* begin Material shown *
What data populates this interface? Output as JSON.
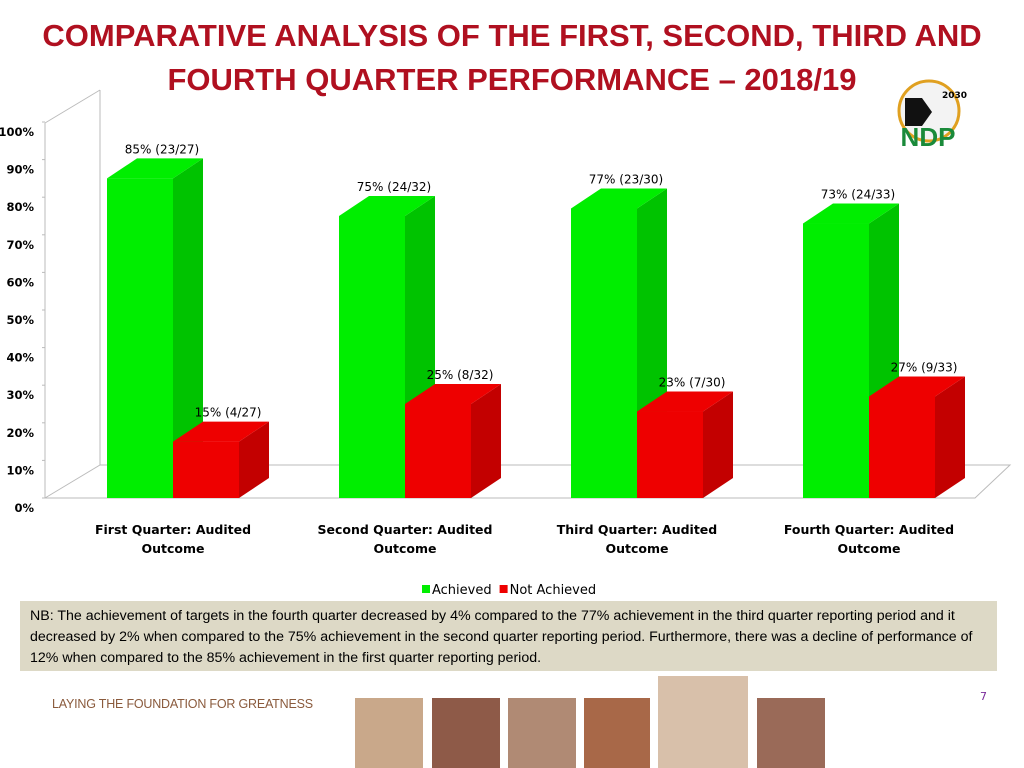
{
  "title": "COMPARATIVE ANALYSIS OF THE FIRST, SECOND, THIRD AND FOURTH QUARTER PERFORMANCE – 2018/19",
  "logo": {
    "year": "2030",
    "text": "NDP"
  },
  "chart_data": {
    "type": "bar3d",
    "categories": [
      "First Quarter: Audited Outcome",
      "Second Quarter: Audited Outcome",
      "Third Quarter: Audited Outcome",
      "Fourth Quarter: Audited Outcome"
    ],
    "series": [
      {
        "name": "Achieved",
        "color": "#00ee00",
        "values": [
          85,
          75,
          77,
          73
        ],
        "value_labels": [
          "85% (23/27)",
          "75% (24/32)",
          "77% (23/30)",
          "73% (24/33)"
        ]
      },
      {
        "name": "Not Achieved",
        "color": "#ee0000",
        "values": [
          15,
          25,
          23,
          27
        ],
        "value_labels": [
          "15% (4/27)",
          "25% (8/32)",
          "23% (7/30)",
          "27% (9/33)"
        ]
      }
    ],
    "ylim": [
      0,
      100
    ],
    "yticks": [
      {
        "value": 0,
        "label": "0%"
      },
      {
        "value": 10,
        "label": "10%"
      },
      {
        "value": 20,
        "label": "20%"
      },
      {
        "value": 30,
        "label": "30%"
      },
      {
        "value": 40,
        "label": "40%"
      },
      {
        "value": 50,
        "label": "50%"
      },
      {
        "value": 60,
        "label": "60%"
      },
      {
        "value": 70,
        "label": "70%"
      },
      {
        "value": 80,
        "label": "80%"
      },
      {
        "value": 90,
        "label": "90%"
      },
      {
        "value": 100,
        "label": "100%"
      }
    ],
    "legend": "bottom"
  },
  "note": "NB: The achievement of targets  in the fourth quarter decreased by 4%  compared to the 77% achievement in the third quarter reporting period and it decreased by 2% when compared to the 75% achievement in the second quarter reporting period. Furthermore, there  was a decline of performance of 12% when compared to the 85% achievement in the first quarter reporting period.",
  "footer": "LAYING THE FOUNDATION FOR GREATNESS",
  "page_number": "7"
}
* end Material shown *
Instructions to follow: Reproduce all of the material above word for word. Omit the pictures.

Answer to the problem:
What data populates this interface? Output as JSON.
{
  "title": "COMPARATIVE ANALYSIS OF THE FIRST, SECOND, THIRD AND FOURTH QUARTER PERFORMANCE – 2018/19",
  "logo": {
    "year": "2030",
    "text": "NDP"
  },
  "chart_data": {
    "type": "bar3d",
    "categories": [
      "First Quarter: Audited Outcome",
      "Second Quarter: Audited Outcome",
      "Third Quarter: Audited Outcome",
      "Fourth Quarter: Audited Outcome"
    ],
    "series": [
      {
        "name": "Achieved",
        "color": "#00ee00",
        "values": [
          85,
          75,
          77,
          73
        ],
        "value_labels": [
          "85% (23/27)",
          "75% (24/32)",
          "77% (23/30)",
          "73% (24/33)"
        ]
      },
      {
        "name": "Not Achieved",
        "color": "#ee0000",
        "values": [
          15,
          25,
          23,
          27
        ],
        "value_labels": [
          "15% (4/27)",
          "25% (8/32)",
          "23% (7/30)",
          "27% (9/33)"
        ]
      }
    ],
    "ylim": [
      0,
      100
    ],
    "yticks": [
      {
        "value": 0,
        "label": "0%"
      },
      {
        "value": 10,
        "label": "10%"
      },
      {
        "value": 20,
        "label": "20%"
      },
      {
        "value": 30,
        "label": "30%"
      },
      {
        "value": 40,
        "label": "40%"
      },
      {
        "value": 50,
        "label": "50%"
      },
      {
        "value": 60,
        "label": "60%"
      },
      {
        "value": 70,
        "label": "70%"
      },
      {
        "value": 80,
        "label": "80%"
      },
      {
        "value": 90,
        "label": "90%"
      },
      {
        "value": 100,
        "label": "100%"
      }
    ],
    "legend": "bottom"
  },
  "note": "NB: The achievement of targets  in the fourth quarter decreased by 4%  compared to the 77% achievement in the third quarter reporting period and it decreased by 2% when compared to the 75% achievement in the second quarter reporting period. Furthermore, there  was a decline of performance of 12% when compared to the 85% achievement in the first quarter reporting period.",
  "footer": "LAYING THE FOUNDATION FOR GREATNESS",
  "page_number": "7"
}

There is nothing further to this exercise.